** Problem requirements **
Read the lines that follow and tally those with the word "Housing"; give the number and nothing else.

______

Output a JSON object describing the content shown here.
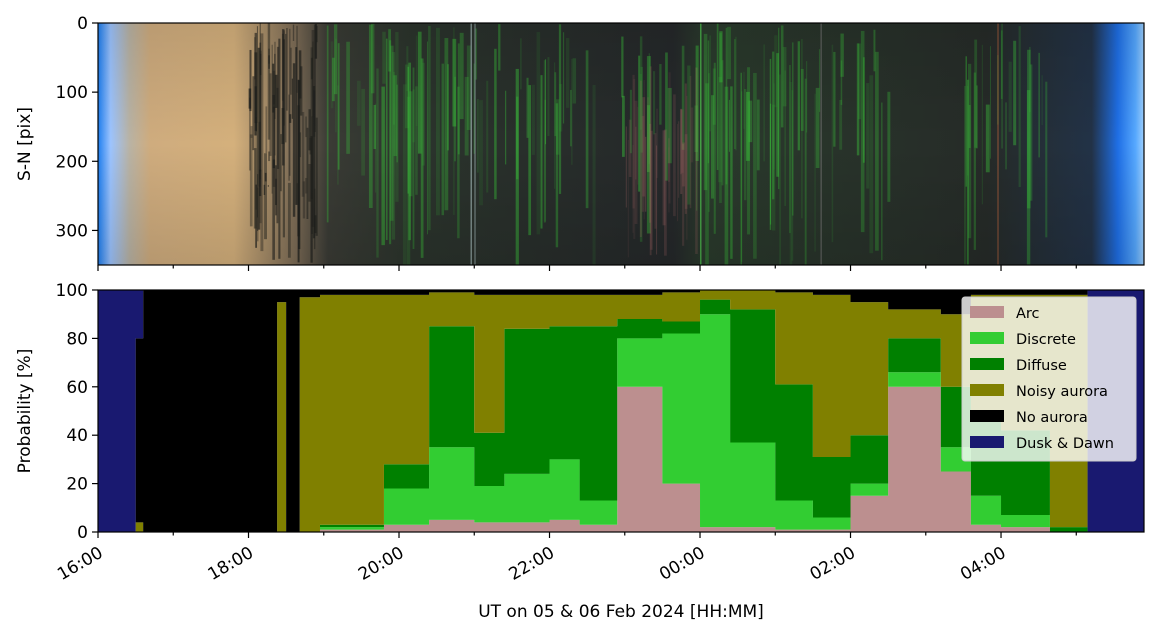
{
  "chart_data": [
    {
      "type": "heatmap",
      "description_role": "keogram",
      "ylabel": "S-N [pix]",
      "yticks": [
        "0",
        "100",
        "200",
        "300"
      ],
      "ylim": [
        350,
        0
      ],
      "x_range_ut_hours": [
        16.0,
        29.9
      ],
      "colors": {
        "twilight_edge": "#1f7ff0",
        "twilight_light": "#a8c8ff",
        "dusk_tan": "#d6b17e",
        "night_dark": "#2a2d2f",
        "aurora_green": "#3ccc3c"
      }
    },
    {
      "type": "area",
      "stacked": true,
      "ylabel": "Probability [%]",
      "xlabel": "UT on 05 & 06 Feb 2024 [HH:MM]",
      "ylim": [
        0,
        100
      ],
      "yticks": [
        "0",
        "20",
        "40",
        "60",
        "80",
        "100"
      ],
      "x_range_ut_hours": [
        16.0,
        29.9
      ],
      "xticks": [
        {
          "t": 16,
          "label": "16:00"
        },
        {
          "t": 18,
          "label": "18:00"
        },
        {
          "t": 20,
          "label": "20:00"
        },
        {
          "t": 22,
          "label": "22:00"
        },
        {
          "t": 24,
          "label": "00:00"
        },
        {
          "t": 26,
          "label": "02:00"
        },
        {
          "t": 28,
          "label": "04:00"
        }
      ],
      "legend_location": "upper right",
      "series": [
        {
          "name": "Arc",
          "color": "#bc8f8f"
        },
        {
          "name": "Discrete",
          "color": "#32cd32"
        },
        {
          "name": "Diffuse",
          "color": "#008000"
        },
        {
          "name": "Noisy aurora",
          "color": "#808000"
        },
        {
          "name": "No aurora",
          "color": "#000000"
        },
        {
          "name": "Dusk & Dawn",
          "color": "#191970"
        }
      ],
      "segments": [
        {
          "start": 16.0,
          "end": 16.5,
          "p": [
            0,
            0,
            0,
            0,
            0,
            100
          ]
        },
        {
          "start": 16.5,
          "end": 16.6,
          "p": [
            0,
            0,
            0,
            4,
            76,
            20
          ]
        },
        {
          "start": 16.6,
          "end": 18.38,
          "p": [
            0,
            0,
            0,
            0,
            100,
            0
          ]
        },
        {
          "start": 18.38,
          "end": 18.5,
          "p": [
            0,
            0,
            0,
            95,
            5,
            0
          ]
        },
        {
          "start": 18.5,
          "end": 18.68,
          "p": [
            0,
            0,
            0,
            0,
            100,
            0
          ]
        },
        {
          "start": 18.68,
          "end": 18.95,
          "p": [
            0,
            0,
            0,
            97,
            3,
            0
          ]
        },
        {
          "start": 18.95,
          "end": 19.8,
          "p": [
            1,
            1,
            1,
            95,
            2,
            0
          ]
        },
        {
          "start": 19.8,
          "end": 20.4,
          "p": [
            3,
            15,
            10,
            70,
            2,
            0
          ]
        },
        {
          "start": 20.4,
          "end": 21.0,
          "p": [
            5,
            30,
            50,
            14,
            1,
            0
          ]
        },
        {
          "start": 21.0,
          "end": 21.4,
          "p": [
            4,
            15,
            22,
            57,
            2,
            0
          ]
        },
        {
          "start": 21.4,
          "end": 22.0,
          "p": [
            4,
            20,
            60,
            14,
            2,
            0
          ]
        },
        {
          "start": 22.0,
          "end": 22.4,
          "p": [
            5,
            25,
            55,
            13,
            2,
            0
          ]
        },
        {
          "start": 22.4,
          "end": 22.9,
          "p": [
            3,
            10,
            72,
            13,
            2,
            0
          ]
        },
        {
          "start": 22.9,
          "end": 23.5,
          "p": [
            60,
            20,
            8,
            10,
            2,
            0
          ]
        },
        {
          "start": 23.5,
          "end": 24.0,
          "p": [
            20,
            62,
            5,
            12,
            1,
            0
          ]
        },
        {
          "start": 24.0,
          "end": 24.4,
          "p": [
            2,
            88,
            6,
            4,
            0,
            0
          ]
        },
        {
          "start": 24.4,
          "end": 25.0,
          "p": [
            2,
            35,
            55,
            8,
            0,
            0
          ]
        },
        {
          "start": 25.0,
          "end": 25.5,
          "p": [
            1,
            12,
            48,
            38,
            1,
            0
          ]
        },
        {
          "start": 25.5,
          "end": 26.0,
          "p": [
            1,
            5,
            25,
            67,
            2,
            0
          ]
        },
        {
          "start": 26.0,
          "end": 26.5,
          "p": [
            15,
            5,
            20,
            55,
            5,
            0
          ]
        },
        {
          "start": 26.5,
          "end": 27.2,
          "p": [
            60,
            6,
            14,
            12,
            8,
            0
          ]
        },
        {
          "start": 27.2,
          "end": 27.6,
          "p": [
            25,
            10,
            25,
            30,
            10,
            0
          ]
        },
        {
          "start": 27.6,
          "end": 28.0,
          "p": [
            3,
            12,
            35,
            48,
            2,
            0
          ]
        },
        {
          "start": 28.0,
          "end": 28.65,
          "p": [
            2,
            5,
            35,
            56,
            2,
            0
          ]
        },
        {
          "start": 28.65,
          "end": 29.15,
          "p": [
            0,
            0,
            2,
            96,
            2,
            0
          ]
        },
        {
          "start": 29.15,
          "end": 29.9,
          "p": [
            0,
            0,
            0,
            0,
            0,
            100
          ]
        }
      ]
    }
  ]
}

______

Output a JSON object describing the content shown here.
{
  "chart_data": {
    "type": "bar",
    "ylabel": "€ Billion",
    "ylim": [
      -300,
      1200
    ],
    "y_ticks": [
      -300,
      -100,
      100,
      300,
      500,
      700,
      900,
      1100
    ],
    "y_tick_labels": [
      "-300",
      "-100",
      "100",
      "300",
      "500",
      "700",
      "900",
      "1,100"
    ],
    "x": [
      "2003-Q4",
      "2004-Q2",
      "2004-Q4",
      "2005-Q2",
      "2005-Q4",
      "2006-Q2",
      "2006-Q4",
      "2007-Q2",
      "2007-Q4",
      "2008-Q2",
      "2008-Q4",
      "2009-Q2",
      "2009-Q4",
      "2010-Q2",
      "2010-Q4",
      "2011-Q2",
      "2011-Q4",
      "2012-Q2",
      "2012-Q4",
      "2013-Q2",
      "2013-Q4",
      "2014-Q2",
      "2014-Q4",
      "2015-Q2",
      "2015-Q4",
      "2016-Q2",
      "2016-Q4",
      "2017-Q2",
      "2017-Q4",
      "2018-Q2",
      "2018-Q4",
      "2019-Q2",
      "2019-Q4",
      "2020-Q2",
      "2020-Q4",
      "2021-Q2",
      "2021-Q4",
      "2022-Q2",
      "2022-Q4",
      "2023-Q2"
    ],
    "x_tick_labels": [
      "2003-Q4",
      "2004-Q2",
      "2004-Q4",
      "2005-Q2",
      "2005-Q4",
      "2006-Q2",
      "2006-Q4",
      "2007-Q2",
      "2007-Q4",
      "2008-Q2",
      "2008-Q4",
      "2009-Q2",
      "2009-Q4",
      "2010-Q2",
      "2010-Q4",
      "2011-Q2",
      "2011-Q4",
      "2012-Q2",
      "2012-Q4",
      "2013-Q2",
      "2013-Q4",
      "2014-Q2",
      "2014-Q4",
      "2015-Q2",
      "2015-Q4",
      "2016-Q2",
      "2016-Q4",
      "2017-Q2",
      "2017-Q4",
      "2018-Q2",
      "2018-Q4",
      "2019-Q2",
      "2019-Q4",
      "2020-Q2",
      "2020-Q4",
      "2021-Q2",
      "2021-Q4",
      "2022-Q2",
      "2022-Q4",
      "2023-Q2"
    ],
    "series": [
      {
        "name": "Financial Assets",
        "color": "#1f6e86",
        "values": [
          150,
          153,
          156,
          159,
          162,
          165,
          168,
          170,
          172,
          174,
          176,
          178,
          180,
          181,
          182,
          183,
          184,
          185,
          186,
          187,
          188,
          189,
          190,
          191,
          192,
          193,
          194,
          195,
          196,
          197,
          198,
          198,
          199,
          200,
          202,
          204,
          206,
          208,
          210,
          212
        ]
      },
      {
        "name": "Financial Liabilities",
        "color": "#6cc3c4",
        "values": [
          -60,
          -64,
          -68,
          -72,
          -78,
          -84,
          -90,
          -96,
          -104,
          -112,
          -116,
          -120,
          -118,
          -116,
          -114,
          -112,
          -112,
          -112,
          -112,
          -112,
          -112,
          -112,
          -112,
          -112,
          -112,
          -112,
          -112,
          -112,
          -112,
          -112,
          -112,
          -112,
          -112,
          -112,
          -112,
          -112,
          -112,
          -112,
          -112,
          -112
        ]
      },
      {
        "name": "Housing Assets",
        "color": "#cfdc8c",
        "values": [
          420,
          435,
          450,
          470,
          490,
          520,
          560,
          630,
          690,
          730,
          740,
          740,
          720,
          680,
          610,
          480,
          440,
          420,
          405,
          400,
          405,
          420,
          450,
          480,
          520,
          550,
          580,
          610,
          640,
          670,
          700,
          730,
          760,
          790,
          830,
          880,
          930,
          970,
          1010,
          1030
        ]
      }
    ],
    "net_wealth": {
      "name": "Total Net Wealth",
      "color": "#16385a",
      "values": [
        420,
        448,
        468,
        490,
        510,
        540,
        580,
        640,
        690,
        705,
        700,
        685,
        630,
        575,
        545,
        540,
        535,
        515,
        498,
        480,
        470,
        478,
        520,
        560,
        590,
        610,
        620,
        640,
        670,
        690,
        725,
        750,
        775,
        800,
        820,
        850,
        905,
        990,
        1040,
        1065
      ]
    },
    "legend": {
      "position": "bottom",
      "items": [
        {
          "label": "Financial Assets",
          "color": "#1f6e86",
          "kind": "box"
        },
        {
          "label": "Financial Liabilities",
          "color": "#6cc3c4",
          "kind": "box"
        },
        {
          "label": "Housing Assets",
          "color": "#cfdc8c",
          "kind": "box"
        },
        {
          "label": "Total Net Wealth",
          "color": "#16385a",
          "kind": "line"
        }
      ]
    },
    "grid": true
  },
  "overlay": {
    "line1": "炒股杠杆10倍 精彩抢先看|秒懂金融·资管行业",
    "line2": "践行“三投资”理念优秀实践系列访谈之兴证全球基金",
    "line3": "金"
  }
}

______

** Exercise answer **
2